- _Work required_
Write out each line of the entries below word for word, changing nothing.

● ● ● ●

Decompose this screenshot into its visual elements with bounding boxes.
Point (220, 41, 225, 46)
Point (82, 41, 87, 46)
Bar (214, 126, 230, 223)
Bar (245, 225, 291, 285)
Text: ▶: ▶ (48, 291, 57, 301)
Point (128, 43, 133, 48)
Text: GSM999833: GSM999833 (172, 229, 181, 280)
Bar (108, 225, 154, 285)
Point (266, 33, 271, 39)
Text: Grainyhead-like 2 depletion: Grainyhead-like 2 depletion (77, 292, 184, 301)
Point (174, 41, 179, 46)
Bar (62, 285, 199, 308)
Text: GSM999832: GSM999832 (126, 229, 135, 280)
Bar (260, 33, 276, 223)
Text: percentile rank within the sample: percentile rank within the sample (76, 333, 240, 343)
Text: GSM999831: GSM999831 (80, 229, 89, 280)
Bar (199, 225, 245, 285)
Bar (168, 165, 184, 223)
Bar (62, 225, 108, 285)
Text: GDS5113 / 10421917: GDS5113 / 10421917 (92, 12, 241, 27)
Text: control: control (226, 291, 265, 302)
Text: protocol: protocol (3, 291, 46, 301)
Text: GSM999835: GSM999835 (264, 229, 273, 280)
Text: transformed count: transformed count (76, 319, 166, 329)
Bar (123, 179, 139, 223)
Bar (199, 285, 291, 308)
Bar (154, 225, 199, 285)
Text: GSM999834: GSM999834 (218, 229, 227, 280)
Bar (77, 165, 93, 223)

● ● ● ●

- _Correct output_
Decompose this screenshot into its visual elements with bounding boxes.
Point (220, 41, 225, 46)
Point (82, 41, 87, 46)
Bar (214, 126, 230, 223)
Bar (245, 225, 291, 285)
Text: ▶: ▶ (48, 291, 57, 301)
Point (128, 43, 133, 48)
Text: GSM999833: GSM999833 (172, 229, 181, 280)
Bar (108, 225, 154, 285)
Point (266, 33, 271, 39)
Text: Grainyhead-like 2 depletion: Grainyhead-like 2 depletion (77, 292, 184, 301)
Point (174, 41, 179, 46)
Bar (62, 285, 199, 308)
Text: GSM999832: GSM999832 (126, 229, 135, 280)
Bar (260, 33, 276, 223)
Text: percentile rank within the sample: percentile rank within the sample (76, 333, 240, 343)
Text: GSM999831: GSM999831 (80, 229, 89, 280)
Bar (199, 225, 245, 285)
Bar (168, 165, 184, 223)
Bar (62, 225, 108, 285)
Text: GDS5113 / 10421917: GDS5113 / 10421917 (92, 12, 241, 27)
Text: control: control (226, 291, 265, 302)
Text: protocol: protocol (3, 291, 46, 301)
Text: GSM999835: GSM999835 (264, 229, 273, 280)
Text: transformed count: transformed count (76, 319, 166, 329)
Bar (123, 179, 139, 223)
Bar (199, 285, 291, 308)
Bar (154, 225, 199, 285)
Text: GSM999834: GSM999834 (218, 229, 227, 280)
Bar (77, 165, 93, 223)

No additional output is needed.